[Collected data]
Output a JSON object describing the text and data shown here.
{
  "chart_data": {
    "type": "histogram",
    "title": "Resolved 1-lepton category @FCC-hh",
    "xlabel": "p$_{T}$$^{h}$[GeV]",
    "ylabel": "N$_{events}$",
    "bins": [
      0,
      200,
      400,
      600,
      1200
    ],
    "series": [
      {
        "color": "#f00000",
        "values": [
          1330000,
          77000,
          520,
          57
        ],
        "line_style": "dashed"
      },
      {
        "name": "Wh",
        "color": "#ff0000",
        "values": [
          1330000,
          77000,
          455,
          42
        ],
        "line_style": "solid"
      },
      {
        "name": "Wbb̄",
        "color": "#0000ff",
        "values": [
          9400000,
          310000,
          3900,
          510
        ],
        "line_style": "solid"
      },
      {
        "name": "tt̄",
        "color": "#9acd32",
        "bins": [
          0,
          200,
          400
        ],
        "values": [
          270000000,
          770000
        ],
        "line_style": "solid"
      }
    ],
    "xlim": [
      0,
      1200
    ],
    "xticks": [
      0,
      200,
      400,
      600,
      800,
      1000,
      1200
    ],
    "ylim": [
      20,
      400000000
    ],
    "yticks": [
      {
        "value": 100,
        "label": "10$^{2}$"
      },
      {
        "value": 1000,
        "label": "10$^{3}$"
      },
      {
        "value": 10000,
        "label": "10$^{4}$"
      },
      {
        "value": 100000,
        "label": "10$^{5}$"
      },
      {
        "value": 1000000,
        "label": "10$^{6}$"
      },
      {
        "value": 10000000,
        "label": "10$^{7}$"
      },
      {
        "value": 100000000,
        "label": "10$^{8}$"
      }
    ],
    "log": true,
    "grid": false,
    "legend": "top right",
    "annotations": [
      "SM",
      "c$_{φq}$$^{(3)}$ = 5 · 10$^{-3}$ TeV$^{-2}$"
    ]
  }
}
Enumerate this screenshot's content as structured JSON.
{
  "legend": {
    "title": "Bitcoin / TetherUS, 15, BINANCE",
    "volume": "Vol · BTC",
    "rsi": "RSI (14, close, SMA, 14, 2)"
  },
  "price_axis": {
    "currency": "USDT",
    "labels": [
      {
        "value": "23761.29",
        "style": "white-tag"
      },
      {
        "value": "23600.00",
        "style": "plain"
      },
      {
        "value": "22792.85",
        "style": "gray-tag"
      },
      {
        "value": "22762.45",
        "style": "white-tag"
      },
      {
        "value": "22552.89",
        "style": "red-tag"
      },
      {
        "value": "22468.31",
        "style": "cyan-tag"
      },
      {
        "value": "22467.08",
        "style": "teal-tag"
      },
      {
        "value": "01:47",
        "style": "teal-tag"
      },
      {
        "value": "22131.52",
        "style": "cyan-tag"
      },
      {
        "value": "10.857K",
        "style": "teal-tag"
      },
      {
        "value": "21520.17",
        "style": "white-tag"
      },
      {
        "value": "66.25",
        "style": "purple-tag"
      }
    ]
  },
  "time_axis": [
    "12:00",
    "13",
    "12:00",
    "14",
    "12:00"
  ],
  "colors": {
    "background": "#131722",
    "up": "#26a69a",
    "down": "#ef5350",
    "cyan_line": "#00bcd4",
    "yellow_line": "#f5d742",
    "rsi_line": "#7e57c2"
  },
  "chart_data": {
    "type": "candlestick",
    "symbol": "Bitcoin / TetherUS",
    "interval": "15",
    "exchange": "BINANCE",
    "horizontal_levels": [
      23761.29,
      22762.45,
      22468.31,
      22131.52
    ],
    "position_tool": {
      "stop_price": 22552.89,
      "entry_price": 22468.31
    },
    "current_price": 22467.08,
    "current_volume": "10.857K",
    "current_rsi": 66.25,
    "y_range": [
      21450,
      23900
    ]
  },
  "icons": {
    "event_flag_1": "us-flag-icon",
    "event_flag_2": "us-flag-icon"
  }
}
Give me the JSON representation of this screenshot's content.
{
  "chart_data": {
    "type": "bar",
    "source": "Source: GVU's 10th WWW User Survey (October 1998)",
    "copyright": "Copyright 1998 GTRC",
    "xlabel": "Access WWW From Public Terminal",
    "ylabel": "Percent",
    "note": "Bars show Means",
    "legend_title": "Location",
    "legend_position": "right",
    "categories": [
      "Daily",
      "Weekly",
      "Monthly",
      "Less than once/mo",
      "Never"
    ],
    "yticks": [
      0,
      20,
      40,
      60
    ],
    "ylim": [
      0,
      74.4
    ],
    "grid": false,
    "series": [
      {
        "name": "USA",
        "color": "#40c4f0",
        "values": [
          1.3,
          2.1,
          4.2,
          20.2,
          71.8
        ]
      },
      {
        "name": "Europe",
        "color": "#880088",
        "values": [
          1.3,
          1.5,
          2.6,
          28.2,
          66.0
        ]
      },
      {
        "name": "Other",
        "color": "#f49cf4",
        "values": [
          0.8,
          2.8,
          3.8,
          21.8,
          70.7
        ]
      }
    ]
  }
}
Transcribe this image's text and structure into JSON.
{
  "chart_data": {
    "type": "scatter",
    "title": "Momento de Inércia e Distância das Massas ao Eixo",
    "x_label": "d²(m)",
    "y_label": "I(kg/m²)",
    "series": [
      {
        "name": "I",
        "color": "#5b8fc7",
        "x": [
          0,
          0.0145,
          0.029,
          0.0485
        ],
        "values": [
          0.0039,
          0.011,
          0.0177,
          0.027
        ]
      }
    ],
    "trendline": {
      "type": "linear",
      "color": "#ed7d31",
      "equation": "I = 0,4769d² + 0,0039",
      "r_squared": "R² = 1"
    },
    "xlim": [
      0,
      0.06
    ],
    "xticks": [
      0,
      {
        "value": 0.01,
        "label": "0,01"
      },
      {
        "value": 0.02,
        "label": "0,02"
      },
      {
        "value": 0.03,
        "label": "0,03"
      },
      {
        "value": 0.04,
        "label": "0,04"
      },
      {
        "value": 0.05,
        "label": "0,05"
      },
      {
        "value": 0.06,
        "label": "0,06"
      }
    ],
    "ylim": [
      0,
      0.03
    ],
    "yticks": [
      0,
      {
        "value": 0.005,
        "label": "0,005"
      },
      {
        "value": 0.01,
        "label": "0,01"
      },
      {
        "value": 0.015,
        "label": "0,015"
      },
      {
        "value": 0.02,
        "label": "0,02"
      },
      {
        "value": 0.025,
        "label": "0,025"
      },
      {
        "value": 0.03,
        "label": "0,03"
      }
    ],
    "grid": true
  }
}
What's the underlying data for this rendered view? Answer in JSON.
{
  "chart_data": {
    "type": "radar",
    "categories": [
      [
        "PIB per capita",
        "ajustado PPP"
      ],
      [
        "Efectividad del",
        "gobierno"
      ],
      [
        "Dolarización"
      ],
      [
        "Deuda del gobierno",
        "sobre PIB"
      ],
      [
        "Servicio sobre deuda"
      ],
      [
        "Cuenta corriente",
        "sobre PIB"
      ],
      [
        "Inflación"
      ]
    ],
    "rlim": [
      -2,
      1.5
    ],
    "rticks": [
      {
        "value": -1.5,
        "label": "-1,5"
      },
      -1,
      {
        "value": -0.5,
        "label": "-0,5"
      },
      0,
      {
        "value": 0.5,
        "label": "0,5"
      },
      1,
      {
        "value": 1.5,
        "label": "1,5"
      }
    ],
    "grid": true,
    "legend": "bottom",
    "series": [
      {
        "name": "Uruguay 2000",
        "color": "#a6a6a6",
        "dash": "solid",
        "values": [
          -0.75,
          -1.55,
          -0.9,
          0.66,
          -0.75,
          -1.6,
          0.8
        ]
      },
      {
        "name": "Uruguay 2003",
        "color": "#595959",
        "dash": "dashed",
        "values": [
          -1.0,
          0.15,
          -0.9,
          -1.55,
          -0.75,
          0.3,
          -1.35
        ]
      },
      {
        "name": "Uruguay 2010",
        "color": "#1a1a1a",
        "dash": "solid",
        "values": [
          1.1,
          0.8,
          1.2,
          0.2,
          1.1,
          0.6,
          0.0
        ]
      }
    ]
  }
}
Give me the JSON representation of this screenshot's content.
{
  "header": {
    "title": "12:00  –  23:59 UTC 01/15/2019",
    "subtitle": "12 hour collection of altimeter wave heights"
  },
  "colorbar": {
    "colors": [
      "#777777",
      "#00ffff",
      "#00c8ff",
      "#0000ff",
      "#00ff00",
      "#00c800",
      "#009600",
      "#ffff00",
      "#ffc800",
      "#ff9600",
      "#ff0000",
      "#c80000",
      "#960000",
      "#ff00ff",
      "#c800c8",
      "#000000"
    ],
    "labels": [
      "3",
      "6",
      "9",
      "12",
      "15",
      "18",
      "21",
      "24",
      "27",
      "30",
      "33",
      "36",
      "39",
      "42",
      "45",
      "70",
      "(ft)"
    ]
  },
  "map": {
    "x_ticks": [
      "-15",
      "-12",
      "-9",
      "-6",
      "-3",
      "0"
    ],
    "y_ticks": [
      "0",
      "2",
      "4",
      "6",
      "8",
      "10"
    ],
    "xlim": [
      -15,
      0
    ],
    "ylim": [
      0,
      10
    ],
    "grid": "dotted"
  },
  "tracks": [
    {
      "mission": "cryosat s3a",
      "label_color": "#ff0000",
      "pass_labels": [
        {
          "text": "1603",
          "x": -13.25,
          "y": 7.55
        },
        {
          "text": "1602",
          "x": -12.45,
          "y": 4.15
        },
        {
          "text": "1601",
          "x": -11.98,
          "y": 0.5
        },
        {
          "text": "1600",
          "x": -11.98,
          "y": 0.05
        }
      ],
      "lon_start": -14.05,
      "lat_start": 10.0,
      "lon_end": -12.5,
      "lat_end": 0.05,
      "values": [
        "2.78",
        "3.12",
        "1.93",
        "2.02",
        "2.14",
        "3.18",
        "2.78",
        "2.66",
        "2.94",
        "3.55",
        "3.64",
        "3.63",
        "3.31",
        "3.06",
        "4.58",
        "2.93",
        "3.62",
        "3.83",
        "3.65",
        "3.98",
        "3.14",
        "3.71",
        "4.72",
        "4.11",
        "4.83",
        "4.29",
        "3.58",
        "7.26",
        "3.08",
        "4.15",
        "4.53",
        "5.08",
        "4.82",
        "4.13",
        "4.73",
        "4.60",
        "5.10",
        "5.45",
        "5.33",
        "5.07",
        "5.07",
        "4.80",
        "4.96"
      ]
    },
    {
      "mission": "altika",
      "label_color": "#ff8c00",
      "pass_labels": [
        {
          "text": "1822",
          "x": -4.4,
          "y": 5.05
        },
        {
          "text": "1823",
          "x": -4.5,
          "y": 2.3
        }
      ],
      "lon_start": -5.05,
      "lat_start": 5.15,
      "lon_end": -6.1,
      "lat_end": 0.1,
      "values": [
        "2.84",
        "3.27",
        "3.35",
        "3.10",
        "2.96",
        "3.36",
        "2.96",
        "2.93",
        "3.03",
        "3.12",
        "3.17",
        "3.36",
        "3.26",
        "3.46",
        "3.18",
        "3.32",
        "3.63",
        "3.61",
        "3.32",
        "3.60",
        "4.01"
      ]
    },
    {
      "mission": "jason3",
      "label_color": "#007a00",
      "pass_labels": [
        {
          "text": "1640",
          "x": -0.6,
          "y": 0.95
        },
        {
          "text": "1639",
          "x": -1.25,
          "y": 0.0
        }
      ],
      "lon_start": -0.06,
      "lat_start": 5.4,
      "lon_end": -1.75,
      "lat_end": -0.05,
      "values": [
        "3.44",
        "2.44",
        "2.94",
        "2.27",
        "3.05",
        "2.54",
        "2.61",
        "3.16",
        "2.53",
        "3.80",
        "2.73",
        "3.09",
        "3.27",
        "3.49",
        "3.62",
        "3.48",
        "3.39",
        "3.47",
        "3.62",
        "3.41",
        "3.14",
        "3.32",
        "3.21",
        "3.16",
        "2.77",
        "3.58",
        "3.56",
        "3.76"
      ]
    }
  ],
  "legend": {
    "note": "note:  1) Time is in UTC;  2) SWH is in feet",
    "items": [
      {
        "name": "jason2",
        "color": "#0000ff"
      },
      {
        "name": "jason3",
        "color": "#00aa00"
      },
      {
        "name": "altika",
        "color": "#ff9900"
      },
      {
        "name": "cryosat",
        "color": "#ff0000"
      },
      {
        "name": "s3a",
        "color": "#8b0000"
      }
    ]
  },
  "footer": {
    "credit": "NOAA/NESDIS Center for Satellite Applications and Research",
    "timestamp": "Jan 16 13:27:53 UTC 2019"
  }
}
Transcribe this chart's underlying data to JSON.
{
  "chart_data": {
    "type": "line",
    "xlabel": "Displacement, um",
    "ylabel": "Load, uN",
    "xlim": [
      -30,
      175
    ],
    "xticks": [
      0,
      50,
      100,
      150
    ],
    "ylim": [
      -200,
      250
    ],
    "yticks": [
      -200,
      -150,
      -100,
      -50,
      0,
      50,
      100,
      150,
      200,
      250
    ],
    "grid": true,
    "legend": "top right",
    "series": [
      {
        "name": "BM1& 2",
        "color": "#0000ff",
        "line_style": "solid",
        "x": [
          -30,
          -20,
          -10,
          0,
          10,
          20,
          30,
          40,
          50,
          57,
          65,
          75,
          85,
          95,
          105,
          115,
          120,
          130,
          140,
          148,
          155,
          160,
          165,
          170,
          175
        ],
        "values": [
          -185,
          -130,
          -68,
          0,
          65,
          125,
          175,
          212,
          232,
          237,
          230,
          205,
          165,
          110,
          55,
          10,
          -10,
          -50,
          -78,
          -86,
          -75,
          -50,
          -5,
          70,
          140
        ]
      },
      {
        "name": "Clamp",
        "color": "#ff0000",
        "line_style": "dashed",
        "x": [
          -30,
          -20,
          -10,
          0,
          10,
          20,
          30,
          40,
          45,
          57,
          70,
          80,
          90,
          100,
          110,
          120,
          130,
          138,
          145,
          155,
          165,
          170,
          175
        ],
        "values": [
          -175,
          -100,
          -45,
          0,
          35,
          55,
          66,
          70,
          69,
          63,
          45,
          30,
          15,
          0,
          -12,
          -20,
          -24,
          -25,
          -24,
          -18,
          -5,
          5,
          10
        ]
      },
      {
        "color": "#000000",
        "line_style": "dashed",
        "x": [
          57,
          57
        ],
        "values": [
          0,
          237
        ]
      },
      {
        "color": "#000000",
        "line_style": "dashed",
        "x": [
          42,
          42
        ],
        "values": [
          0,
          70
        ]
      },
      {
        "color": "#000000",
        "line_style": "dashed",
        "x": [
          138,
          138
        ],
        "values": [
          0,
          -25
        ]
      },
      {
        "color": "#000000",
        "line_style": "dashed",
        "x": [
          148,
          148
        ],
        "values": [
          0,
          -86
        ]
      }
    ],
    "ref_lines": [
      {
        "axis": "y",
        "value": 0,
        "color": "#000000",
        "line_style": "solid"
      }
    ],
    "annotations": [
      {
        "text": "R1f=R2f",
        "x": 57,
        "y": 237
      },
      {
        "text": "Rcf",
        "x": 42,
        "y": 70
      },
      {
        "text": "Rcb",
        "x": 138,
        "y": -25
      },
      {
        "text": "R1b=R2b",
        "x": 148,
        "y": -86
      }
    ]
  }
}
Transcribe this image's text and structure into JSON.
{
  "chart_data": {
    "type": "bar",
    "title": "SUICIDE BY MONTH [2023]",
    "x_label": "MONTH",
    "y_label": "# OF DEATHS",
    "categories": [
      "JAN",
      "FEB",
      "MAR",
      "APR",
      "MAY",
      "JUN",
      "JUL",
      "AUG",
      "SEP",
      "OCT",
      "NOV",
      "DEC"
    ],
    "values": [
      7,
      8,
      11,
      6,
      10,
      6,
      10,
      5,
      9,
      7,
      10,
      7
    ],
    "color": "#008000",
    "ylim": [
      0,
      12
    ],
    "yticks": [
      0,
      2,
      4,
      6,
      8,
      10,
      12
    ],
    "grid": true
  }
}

▶ AIM
In how many lines of the data does the string "Bitcoin" appear? Give only the number.

▶ FULL RESPONSE
2